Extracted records
=====

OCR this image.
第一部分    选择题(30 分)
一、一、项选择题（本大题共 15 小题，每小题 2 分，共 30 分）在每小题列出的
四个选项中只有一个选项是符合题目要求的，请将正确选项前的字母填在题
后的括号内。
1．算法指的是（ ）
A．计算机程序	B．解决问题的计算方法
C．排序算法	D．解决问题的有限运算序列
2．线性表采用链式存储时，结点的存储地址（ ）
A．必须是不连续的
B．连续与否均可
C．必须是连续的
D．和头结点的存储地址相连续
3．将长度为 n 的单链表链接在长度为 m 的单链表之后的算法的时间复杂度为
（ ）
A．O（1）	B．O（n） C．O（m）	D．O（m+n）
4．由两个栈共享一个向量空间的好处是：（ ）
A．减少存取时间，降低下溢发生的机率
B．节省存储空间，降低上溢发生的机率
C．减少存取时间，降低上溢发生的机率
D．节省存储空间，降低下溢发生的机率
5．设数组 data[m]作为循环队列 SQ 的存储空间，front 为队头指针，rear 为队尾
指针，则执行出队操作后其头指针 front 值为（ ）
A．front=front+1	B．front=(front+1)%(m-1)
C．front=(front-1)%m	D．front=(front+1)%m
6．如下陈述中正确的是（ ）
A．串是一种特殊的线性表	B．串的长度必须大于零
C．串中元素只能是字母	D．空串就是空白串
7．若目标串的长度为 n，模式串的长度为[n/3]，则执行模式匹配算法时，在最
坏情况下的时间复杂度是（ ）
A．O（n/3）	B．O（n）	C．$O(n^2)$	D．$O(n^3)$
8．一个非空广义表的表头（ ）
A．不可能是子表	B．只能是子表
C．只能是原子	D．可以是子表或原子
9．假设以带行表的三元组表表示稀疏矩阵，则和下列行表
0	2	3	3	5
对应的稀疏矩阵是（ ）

=====

- PROBLEM TO SOLVE -
Scan the listing above for the word "降低下溢发生的机率" and copy every line that holds it.

- RESPONSE BELOW -
A．减少存取时间，降低下溢发生的机率
D．节省存储空间，降低下溢发生的机率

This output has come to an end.